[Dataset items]
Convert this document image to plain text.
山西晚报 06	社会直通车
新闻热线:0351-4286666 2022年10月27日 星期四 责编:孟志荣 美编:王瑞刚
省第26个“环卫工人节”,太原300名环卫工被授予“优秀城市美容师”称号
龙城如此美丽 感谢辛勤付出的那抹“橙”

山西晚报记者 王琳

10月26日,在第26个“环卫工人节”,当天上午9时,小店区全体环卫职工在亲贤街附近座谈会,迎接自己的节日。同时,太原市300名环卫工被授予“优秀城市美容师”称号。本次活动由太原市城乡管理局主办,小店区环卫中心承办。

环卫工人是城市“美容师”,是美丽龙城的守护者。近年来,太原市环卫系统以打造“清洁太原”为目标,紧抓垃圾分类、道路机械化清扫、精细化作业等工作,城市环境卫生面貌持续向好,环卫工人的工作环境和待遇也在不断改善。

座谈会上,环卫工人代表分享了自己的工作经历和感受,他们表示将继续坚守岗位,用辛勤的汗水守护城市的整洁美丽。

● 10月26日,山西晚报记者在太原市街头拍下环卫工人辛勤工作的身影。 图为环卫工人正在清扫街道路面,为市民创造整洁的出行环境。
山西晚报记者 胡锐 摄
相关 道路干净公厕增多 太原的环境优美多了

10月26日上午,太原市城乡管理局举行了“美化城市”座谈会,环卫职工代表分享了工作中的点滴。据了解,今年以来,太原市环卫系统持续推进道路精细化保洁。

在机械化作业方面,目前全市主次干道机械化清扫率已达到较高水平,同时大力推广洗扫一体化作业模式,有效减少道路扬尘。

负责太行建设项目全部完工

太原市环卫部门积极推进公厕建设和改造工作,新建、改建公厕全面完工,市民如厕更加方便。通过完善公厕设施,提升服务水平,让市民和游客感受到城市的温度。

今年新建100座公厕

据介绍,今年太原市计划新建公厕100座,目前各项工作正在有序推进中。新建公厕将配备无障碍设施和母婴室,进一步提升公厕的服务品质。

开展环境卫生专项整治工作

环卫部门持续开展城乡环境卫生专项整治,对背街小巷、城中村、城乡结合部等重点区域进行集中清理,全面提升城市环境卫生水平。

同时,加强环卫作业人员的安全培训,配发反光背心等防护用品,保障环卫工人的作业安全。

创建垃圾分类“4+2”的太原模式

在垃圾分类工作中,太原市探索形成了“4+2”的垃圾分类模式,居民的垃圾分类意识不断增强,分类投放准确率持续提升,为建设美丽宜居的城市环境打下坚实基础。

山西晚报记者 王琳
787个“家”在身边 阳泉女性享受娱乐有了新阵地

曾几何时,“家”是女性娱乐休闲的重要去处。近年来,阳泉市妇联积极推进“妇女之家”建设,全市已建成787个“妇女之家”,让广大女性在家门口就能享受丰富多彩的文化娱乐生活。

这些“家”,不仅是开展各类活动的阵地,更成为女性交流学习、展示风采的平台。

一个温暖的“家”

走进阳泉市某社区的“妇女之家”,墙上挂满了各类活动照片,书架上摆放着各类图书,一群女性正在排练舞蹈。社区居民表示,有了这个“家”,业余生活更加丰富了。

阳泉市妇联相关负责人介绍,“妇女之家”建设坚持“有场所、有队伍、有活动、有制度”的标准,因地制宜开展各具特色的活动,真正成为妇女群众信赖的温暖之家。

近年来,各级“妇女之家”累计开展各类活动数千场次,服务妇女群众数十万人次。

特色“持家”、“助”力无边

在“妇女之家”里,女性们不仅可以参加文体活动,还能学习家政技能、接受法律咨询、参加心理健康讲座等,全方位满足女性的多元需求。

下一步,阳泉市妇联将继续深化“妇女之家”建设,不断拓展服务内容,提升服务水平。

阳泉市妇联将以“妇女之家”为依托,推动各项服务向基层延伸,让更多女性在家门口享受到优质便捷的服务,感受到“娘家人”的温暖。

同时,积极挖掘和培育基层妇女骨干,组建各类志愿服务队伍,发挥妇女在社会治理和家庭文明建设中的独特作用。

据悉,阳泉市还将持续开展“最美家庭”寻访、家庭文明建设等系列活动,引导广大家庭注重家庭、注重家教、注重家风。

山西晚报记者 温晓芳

==

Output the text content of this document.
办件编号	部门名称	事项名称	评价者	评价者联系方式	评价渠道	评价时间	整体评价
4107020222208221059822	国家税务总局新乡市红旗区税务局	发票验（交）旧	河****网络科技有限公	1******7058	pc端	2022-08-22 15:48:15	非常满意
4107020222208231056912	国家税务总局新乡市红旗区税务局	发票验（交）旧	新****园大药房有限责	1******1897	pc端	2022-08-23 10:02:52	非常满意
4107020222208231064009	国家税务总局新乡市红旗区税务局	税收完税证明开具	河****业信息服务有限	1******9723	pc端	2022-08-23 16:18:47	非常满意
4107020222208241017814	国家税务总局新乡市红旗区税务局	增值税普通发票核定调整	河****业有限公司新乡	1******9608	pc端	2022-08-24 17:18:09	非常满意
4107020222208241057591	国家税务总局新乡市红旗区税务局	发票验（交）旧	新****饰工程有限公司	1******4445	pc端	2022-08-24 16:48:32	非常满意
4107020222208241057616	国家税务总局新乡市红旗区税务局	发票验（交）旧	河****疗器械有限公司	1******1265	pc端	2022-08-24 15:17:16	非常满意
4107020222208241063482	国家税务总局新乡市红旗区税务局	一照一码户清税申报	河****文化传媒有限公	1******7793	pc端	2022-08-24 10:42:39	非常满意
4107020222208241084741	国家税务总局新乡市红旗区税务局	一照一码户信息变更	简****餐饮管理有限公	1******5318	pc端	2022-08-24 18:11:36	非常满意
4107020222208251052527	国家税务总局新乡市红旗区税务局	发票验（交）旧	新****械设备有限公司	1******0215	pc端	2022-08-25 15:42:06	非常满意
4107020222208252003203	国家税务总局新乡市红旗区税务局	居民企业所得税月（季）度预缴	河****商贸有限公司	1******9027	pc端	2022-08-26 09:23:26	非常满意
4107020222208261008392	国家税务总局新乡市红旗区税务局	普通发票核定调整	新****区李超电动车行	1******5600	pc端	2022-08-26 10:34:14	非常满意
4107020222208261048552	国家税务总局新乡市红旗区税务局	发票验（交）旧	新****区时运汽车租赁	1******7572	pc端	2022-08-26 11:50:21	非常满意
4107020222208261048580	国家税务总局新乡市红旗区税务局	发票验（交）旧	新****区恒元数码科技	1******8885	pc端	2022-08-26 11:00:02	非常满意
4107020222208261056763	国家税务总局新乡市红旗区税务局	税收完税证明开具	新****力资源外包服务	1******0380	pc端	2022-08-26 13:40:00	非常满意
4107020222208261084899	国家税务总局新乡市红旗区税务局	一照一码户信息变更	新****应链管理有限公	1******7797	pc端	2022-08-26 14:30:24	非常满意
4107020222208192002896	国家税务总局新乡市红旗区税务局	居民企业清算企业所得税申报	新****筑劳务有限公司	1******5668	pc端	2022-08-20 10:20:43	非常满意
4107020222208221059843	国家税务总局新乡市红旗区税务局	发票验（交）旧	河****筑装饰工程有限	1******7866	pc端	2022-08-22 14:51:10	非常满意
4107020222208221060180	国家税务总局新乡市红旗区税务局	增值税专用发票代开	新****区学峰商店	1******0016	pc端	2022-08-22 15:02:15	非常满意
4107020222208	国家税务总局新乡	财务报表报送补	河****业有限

...

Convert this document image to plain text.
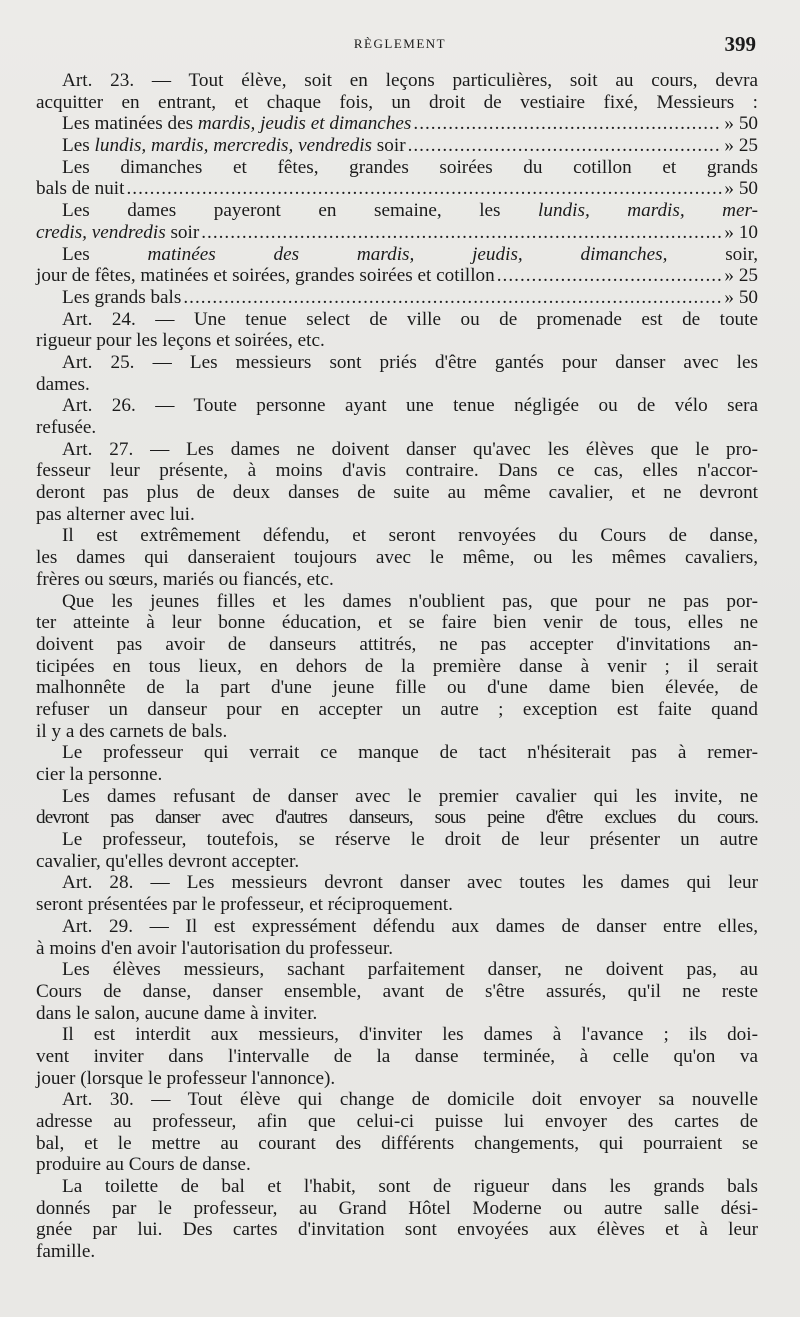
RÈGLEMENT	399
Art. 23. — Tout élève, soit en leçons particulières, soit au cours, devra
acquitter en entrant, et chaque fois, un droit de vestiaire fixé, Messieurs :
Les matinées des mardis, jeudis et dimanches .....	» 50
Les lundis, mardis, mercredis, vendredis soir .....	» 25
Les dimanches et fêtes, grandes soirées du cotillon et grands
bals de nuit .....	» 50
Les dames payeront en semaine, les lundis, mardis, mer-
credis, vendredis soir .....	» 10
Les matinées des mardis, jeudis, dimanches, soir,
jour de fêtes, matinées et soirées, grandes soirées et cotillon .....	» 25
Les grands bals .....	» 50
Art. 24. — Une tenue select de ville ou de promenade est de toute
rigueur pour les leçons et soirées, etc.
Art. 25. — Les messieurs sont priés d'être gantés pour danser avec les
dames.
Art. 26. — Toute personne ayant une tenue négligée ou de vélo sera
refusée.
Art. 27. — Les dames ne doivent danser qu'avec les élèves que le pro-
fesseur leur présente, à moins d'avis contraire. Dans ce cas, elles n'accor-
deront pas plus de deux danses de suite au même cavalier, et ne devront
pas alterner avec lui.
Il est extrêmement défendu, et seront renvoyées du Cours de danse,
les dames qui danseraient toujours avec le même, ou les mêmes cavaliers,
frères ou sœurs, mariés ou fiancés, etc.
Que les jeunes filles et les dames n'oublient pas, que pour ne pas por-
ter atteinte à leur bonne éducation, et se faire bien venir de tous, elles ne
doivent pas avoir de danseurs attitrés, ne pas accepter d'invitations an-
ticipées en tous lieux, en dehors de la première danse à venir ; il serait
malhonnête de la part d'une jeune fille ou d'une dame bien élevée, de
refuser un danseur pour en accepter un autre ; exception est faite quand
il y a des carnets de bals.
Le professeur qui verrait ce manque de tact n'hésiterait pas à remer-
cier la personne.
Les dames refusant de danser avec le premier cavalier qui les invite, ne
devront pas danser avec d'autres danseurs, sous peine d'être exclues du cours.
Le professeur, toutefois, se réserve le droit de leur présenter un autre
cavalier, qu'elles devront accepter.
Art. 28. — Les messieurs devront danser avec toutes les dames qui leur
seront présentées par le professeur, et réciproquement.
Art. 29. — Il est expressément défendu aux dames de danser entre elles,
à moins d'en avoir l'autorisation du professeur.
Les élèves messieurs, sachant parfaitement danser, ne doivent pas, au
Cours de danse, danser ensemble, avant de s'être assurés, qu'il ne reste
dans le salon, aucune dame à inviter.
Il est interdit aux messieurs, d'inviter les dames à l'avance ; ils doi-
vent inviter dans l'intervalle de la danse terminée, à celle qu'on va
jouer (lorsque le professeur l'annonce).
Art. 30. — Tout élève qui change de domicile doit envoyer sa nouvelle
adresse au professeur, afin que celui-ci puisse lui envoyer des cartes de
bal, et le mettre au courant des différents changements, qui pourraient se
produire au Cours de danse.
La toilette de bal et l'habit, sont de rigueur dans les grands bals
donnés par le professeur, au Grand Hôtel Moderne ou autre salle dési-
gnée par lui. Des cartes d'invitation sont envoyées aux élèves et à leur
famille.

OBJECTIVE - Search the entries for the word "élèves", then list each line that holds it.

EXERCISE RESULT -
Art. 27. — Les dames ne doivent danser qu'avec les élèves que le pro-
Les élèves messieurs, sachant parfaitement danser, ne doivent pas, au
gnée par lui. Des cartes d'invitation sont envoyées aux élèves et à leur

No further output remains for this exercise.